Check each line of the data below for the word "title", then extract the ones that have it.

--

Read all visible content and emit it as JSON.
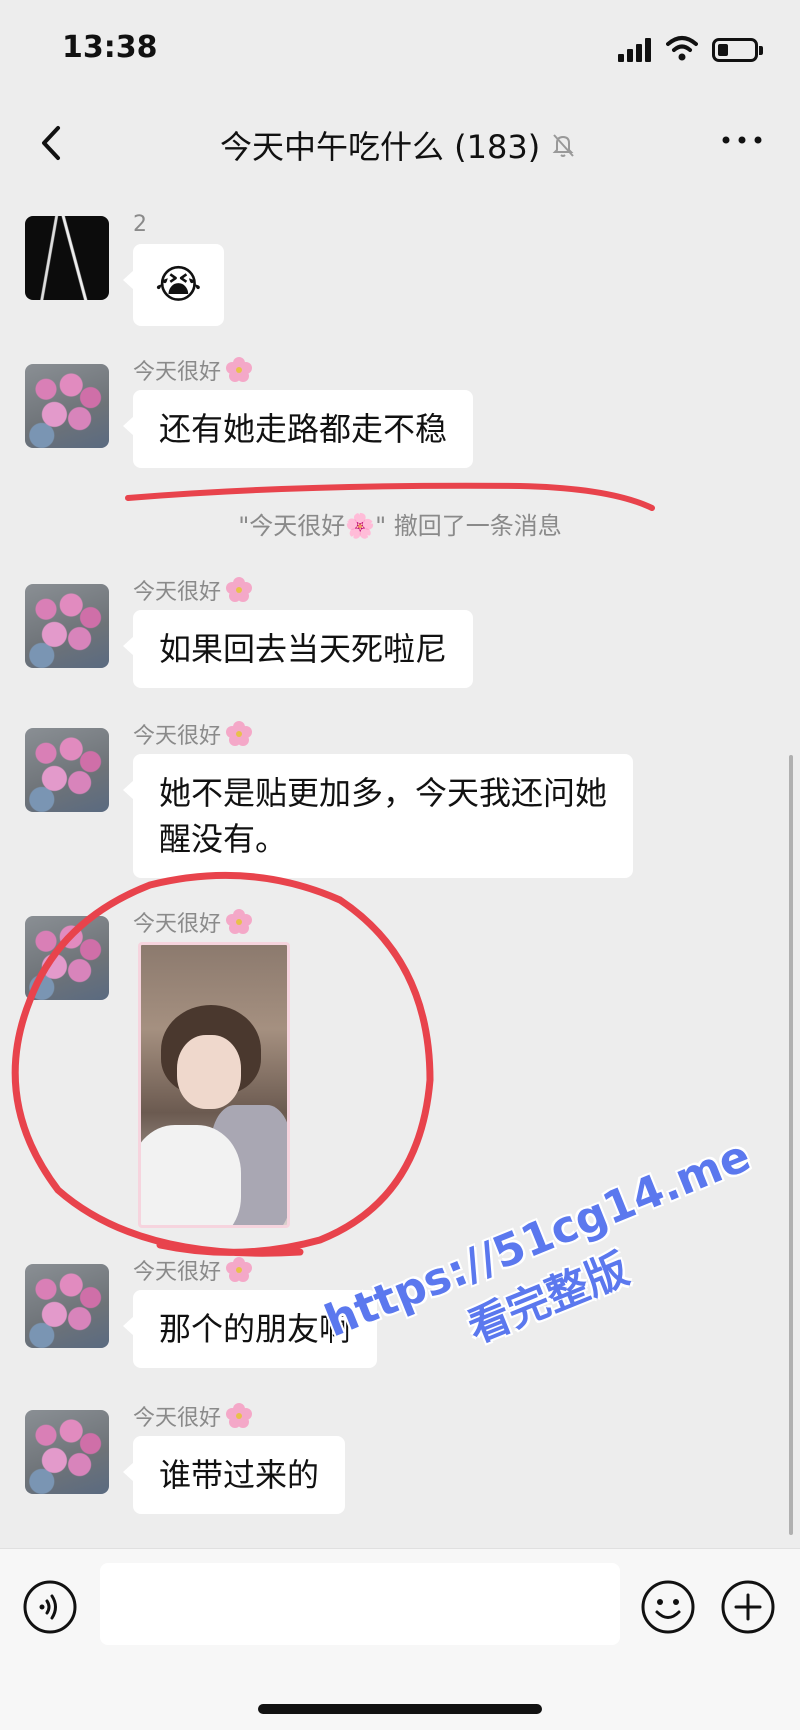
{
  "status": {
    "time": "13:38"
  },
  "nav": {
    "title": "今天中午吃什么 (183)"
  },
  "messages": [
    {
      "sender": "2",
      "emoji": "😭"
    },
    {
      "sender": "今天很好",
      "text": "还有她走路都走不稳"
    },
    {
      "system": "\"今天很好🌸\" 撤回了一条消息"
    },
    {
      "sender": "今天很好",
      "text": "如果回去当天死啦尼"
    },
    {
      "sender": "今天很好",
      "text_line1": "她不是贴更加多，今天我还问她",
      "text_line2": "醒没有。"
    },
    {
      "sender": "今天很好"
    },
    {
      "sender": "今天很好",
      "text": "那个的朋友啊"
    },
    {
      "sender": "今天很好",
      "text": "谁带过来的"
    }
  ],
  "watermark": {
    "line1": "https://51cg14.me",
    "line2": "看完整版"
  },
  "colors": {
    "background": "#ededed",
    "annotation": "#e8434c",
    "watermark": "#5b78ee"
  }
}
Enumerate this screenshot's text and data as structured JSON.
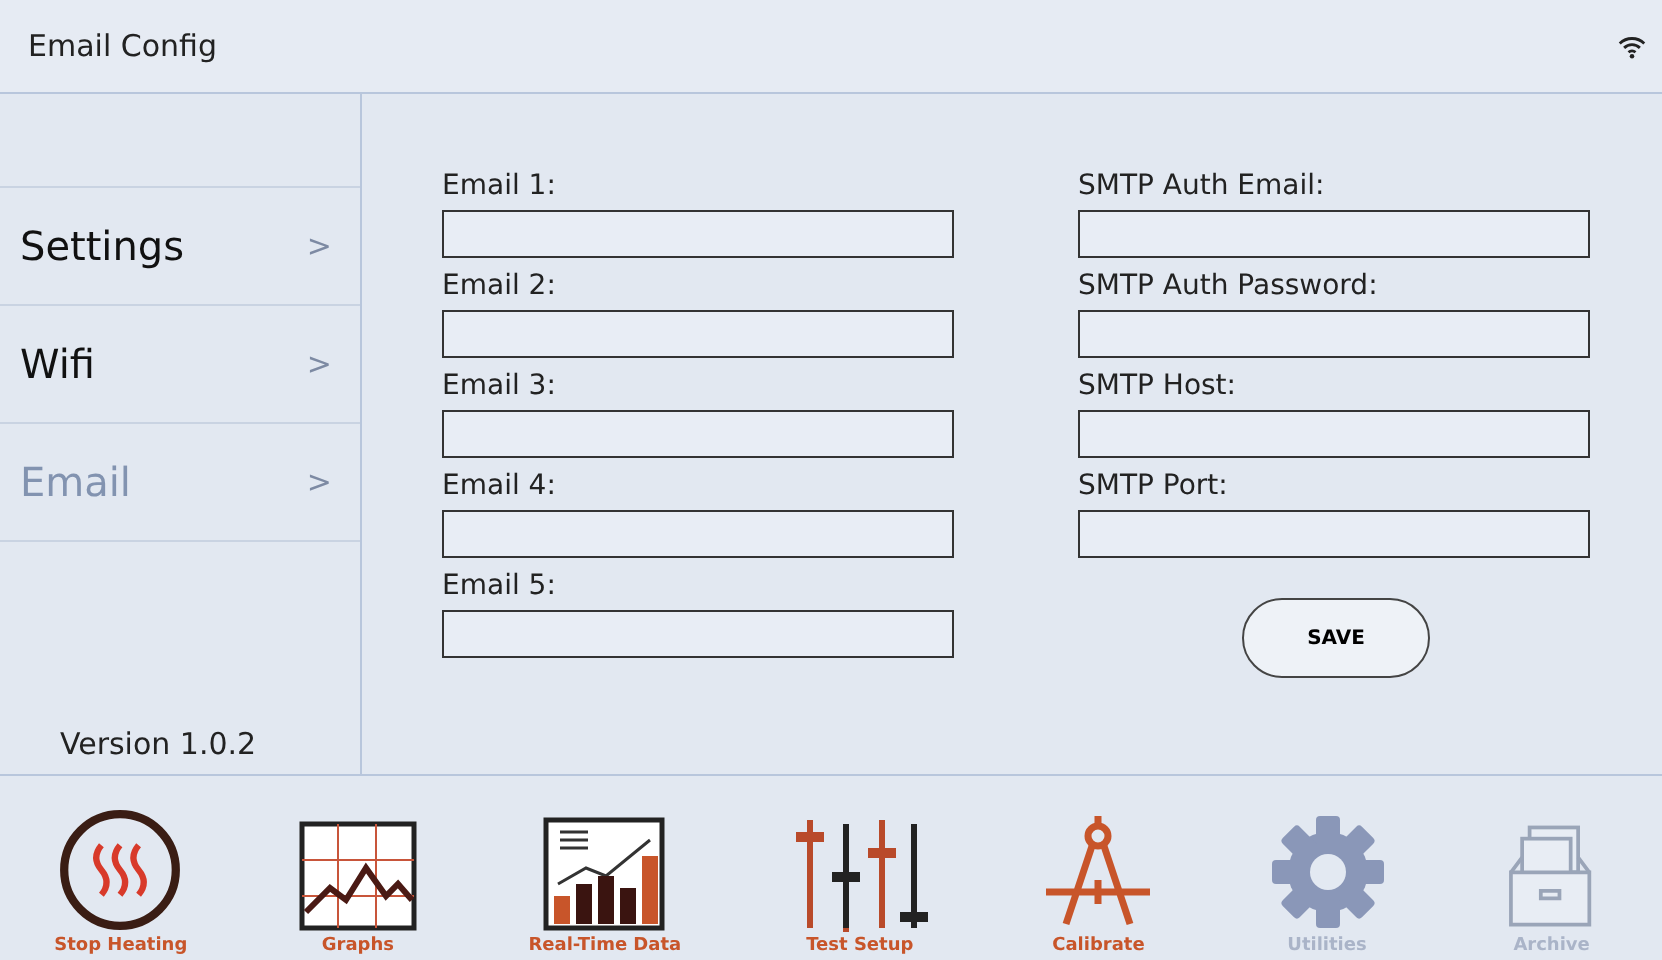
{
  "header": {
    "title": "Email Config"
  },
  "sidebar": {
    "items": [
      {
        "label": "Settings",
        "chevron": ">",
        "selected": false
      },
      {
        "label": "Wifi",
        "chevron": ">",
        "selected": false
      },
      {
        "label": "Email",
        "chevron": ">",
        "selected": true
      }
    ],
    "version": "Version 1.0.2"
  },
  "form": {
    "left_fields": [
      {
        "label": "Email 1:"
      },
      {
        "label": "Email 2:"
      },
      {
        "label": "Email 3:"
      },
      {
        "label": "Email 4:"
      },
      {
        "label": "Email 5:"
      }
    ],
    "right_fields": [
      {
        "label": "SMTP Auth Email:"
      },
      {
        "label": "SMTP Auth Password:"
      },
      {
        "label": "SMTP Host:"
      },
      {
        "label": "SMTP Port:"
      }
    ],
    "save_button": "SAVE"
  },
  "toolbar": [
    {
      "kind": "heating",
      "label": "Stop Heating",
      "disabled": false
    },
    {
      "kind": "graphs",
      "label": "Graphs",
      "disabled": false
    },
    {
      "kind": "realtime",
      "label": "Real-Time Data",
      "disabled": false
    },
    {
      "kind": "test-setup",
      "label": "Test Setup",
      "disabled": false
    },
    {
      "kind": "calibrate",
      "label": "Calibrate",
      "disabled": false
    },
    {
      "kind": "utilities",
      "label": "Utilities",
      "disabled": true
    },
    {
      "kind": "archive",
      "label": "Archive",
      "disabled": true
    }
  ]
}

--

**TASK ANSWER**
    "title": "今天中午吃什么 (183)"
    "title": "Email Config"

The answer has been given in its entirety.